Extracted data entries
____
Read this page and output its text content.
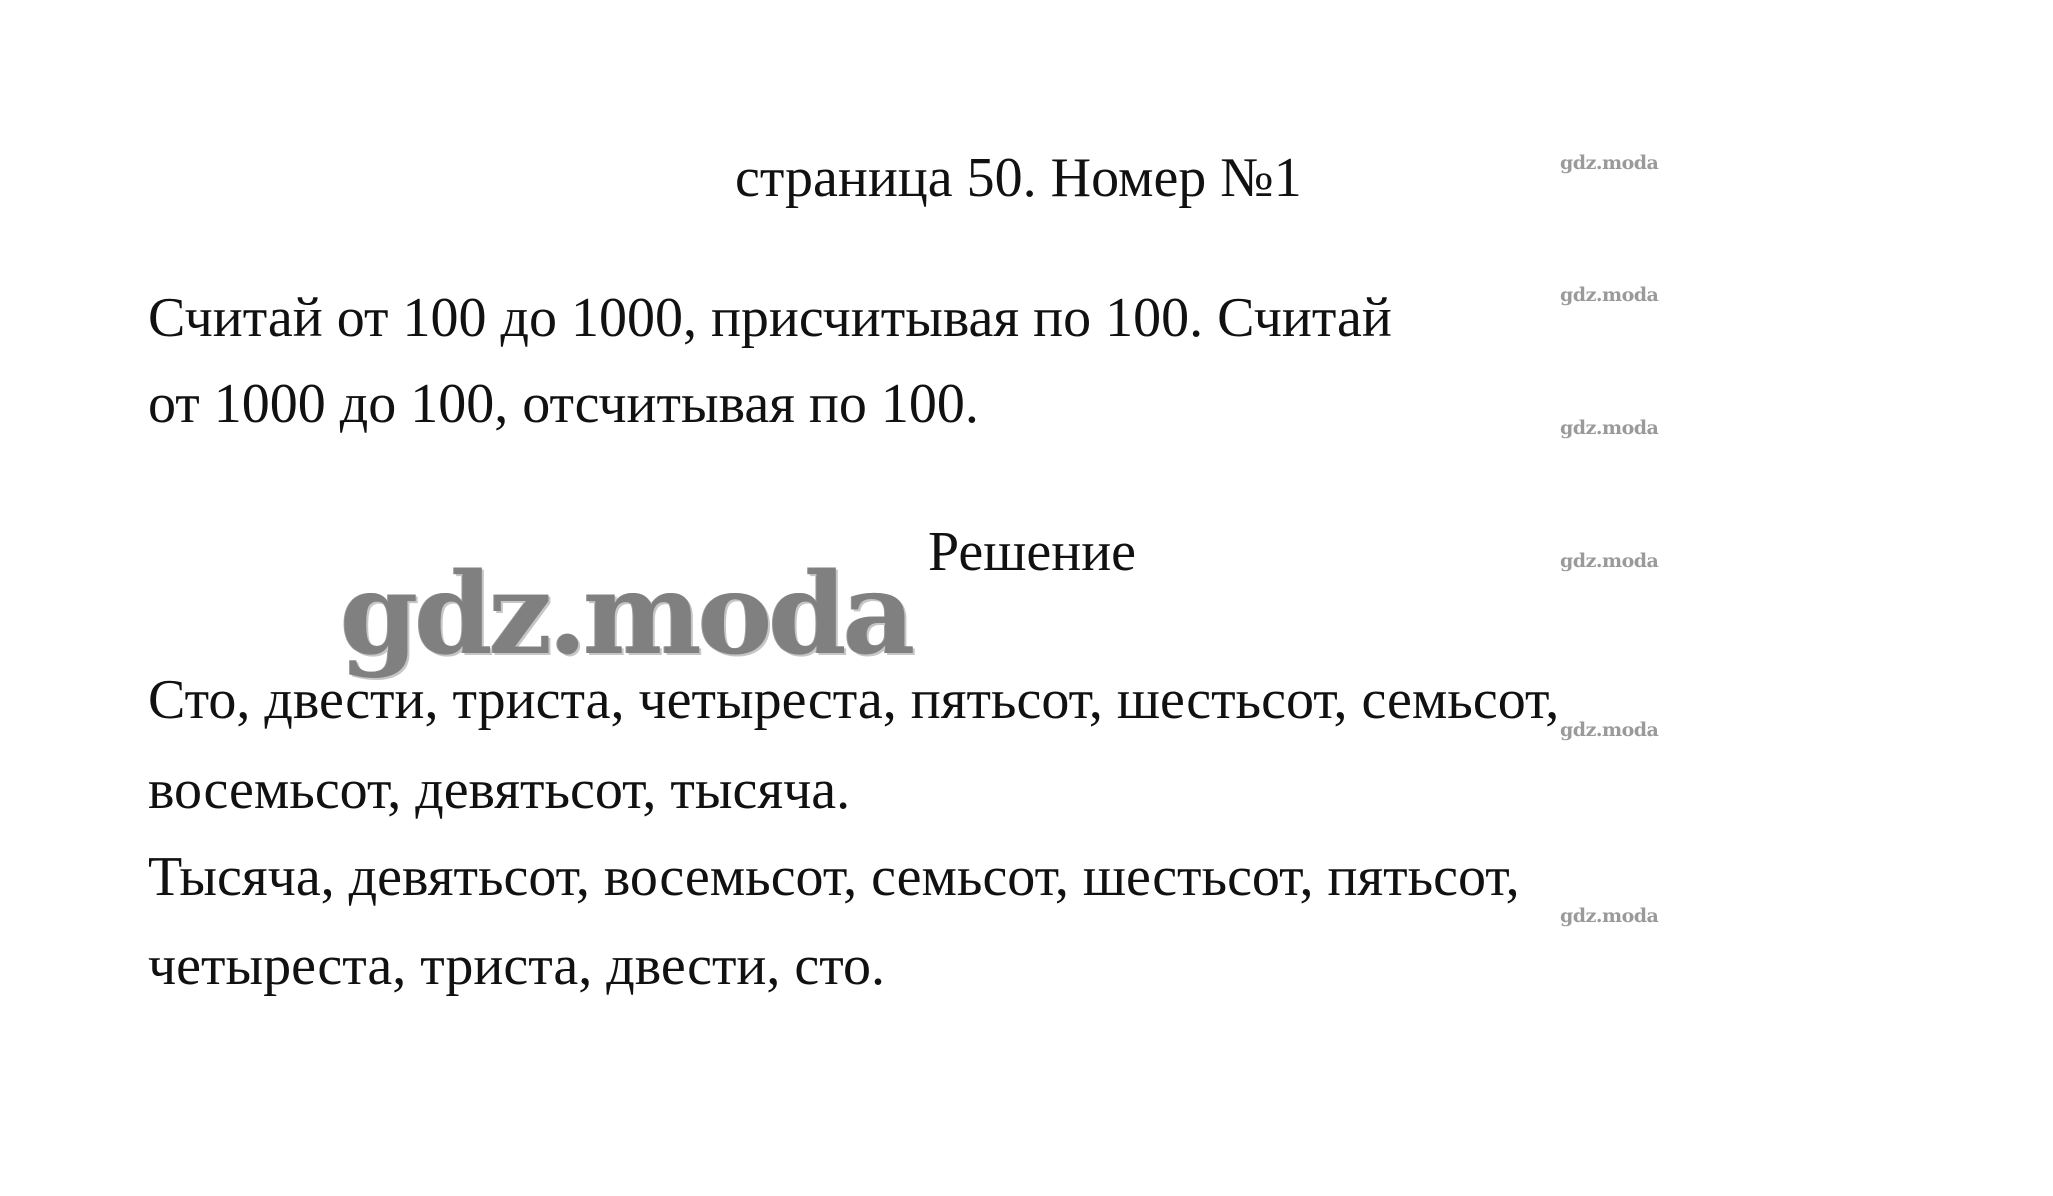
страница 50. Номер №1
Считай от 100 до 1000, присчитывая по 100. Считай
от 1000 до 100, отсчитывая по 100.
Решение
gdz.moda
Сто, двести, триста, четыреста, пятьсот, шестьсот, семьсот,
восемьсот, девятьсот, тысяча.
Тысяча, девятьсот, восемьсот, семьсот, шестьсот, пятьсот,
четыреста, триста, двести, сто.
gdz.moda
gdz.moda
gdz.moda
gdz.moda
gdz.moda
gdz.moda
____
● **THE EXERCISE**
Transcribe all the data word for word; the images stay out.

● **THE RESPONSE**
Read this page and output its text content.
страница 50. Номер №1
Считай от 100 до 1000, присчитывая по 100. Считай
от 1000 до 100, отсчитывая по 100.
Решение
gdz.moda
Сто, двести, триста, четыреста, пятьсот, шестьсот, семьсот,
восемьсот, девятьсот, тысяча.
Тысяча, девятьсот, восемьсот, семьсот, шестьсот, пятьсот,
четыреста, триста, двести, сто.
gdz.moda
gdz.moda
gdz.moda
gdz.moda
gdz.moda
gdz.moda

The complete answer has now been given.